[START ENTRIES SHOWN]

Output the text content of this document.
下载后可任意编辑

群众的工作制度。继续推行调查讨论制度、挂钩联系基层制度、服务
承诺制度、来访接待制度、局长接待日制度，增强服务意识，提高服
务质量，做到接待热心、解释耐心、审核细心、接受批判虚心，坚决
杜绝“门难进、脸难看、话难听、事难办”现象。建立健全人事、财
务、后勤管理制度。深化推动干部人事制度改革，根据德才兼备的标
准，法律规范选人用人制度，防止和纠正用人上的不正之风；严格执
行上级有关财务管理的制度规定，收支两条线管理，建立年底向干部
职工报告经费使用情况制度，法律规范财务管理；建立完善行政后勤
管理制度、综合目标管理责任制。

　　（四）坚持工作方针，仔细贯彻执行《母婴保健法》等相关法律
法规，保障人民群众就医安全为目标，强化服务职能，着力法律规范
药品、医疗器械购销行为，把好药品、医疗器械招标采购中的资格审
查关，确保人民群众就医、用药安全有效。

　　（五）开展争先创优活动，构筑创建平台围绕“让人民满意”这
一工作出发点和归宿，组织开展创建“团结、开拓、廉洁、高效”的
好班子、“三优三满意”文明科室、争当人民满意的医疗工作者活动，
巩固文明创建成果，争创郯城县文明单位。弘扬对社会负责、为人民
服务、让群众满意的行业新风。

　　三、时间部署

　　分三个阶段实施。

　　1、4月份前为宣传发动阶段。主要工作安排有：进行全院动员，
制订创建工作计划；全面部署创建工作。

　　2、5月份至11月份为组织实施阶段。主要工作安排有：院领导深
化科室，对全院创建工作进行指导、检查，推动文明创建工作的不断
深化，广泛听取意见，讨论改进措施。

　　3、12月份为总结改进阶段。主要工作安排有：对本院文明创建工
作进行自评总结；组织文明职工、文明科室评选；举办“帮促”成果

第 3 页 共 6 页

[END ENTRIES SHOWN]

◆ **REQUIRED WORK**
Gather each line in the entries above where the string "主要工作安排有" is found.

◆ **FULL RESPONSE**
　　1、4月份前为宣传发动阶段。主要工作安排有：进行全院动员，
　　2、5月份至11月份为组织实施阶段。主要工作安排有：院领导深
　　3、12月份为总结改进阶段。主要工作安排有：对本院文明创建工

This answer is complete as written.